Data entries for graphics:

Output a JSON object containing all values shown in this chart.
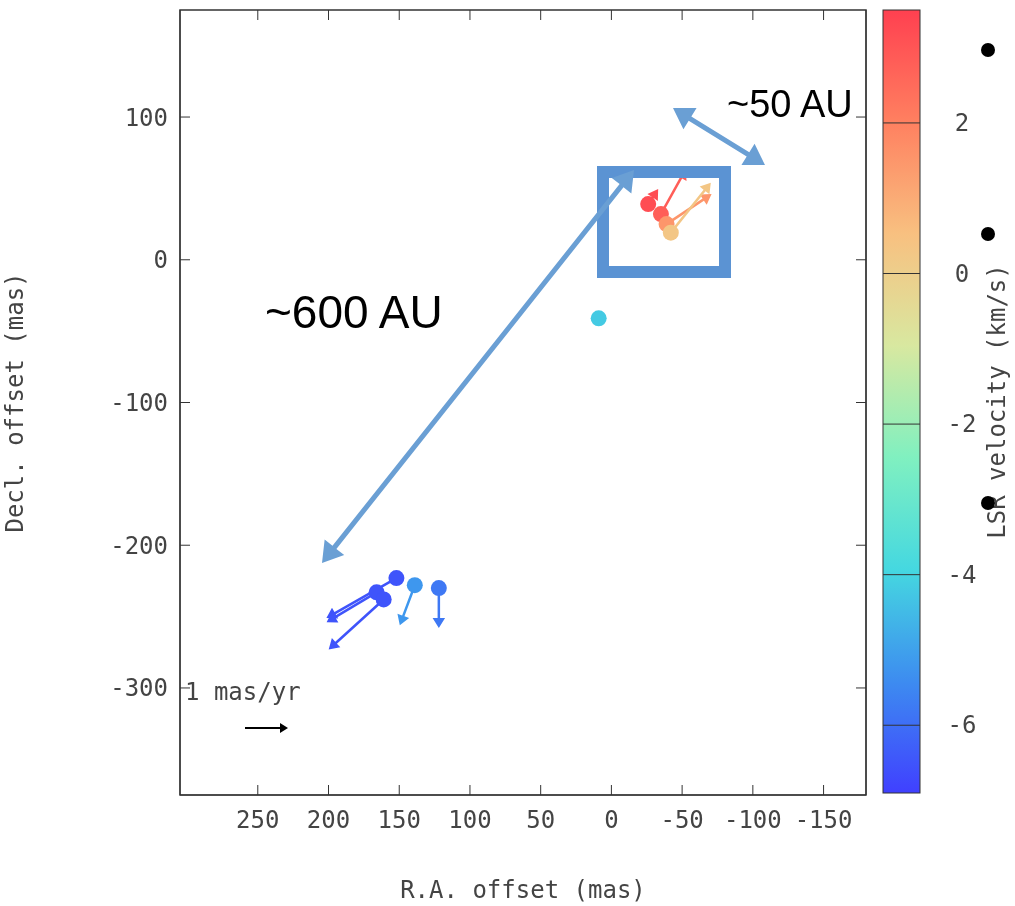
{
  "chart_data": {
    "type": "scatter",
    "xlabel": "R.A. offset (mas)",
    "ylabel": "Decl. offset (mas)",
    "clabel": "LSR velocity (km/s)",
    "x": [
      -26,
      -35,
      -39,
      -42,
      9,
      152,
      166,
      161,
      139,
      122
    ],
    "values": [
      39,
      32,
      25,
      19,
      -41,
      -223,
      -233,
      -238,
      -228,
      -230
    ],
    "cvalues": [
      3.2,
      2.8,
      1.5,
      0.3,
      -4.2,
      -6.5,
      -6.5,
      -6.5,
      -5.2,
      -5.8
    ],
    "xlim": [
      305,
      -180
    ],
    "xticks": [
      250,
      200,
      150,
      100,
      50,
      0,
      -50,
      -100,
      -150
    ],
    "ylim": [
      -375,
      175
    ],
    "yticks": [
      100,
      0,
      -100,
      -200,
      -300
    ],
    "clim": [
      -6.9,
      3.5
    ],
    "cticks": [
      2,
      0,
      -2,
      -4,
      -6
    ],
    "marker": "circle",
    "grid": false,
    "annotations": [
      "~600 AU",
      "~50 AU",
      "1 mas/yr"
    ]
  }
}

TASK DIRECTIONS => Write out the entries above word for word. Do not include the pictures.

THE REPLY =>
Output a JSON object containing all values shown in this chart.
{
  "chart_data": {
    "type": "scatter",
    "xlabel": "R.A. offset (mas)",
    "ylabel": "Decl. offset (mas)",
    "clabel": "LSR velocity (km/s)",
    "x": [
      -26,
      -35,
      -39,
      -42,
      9,
      152,
      166,
      161,
      139,
      122
    ],
    "values": [
      39,
      32,
      25,
      19,
      -41,
      -223,
      -233,
      -238,
      -228,
      -230
    ],
    "cvalues": [
      3.2,
      2.8,
      1.5,
      0.3,
      -4.2,
      -6.5,
      -6.5,
      -6.5,
      -5.2,
      -5.8
    ],
    "xlim": [
      305,
      -180
    ],
    "xticks": [
      250,
      200,
      150,
      100,
      50,
      0,
      -50,
      -100,
      -150
    ],
    "ylim": [
      -375,
      175
    ],
    "yticks": [
      100,
      0,
      -100,
      -200,
      -300
    ],
    "clim": [
      -6.9,
      3.5
    ],
    "cticks": [
      2,
      0,
      -2,
      -4,
      -6
    ],
    "marker": "circle",
    "grid": false,
    "annotations": [
      "~600 AU",
      "~50 AU",
      "1 mas/yr"
    ]
  }
}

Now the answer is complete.